How many lines of the records below contain the word "into"? Answer with the number alone.

--- SUPPLIED ENTRIES ---

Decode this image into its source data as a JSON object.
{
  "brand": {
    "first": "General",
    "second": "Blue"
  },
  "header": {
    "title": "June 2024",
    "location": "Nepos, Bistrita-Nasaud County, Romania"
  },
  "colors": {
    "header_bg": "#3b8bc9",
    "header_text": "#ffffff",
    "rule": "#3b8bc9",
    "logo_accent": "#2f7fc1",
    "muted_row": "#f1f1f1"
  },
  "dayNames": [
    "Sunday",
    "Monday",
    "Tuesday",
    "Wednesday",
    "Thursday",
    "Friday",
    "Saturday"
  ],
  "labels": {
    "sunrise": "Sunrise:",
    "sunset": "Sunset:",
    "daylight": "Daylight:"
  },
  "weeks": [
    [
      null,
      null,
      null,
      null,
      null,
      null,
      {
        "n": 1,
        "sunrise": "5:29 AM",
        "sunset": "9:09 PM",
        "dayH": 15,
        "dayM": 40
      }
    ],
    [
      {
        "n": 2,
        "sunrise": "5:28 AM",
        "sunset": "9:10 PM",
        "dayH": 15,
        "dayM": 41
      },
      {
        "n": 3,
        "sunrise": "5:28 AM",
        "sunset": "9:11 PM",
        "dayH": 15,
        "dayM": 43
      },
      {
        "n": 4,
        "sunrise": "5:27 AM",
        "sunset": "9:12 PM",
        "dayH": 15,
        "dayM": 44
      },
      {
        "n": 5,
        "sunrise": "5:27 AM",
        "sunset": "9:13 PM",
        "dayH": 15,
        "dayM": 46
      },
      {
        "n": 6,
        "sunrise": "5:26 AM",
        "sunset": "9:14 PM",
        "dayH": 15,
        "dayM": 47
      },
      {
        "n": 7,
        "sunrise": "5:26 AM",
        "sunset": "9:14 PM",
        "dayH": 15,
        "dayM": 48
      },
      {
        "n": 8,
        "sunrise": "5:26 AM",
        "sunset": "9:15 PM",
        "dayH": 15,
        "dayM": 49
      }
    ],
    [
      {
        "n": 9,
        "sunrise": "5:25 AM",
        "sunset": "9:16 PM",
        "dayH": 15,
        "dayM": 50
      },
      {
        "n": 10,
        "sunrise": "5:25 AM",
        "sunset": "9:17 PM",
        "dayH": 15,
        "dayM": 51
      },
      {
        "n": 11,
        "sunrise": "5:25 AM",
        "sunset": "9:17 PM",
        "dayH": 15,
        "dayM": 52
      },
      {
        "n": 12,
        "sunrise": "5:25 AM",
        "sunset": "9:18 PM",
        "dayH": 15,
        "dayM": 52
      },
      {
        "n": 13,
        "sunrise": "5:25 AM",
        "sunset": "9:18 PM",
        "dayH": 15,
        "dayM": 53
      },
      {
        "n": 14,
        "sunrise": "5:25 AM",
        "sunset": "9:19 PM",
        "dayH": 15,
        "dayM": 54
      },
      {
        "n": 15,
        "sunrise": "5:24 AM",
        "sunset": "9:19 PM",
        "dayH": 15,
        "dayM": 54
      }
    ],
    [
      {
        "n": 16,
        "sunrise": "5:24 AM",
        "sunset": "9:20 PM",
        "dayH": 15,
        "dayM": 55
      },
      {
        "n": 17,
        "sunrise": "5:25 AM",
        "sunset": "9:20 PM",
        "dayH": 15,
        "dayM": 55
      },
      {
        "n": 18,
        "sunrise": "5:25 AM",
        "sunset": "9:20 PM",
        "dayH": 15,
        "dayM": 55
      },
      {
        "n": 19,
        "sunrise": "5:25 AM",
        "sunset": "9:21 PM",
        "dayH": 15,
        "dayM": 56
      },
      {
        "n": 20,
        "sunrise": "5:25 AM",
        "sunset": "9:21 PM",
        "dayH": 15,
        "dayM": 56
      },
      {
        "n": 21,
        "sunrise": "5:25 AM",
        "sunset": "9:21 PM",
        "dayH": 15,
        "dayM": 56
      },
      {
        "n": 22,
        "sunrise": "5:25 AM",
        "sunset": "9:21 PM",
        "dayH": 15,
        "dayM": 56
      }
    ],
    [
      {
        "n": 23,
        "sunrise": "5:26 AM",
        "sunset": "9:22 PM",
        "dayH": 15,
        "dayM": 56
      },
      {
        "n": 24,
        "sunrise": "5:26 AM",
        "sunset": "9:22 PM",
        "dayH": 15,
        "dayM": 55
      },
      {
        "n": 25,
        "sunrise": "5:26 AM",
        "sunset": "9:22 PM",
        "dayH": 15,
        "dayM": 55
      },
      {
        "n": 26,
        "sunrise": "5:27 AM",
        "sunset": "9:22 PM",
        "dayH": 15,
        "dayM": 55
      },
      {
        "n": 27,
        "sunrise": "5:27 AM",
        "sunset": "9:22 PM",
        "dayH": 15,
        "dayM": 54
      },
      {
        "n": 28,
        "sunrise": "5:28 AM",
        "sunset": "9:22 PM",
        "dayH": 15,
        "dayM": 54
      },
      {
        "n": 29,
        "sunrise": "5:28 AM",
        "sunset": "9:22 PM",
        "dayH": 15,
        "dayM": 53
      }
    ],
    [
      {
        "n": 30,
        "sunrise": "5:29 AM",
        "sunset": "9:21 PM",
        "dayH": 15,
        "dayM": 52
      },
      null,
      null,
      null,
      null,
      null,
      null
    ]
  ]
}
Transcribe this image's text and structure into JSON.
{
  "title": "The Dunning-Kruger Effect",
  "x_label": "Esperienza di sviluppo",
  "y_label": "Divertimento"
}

---

REPLY = 2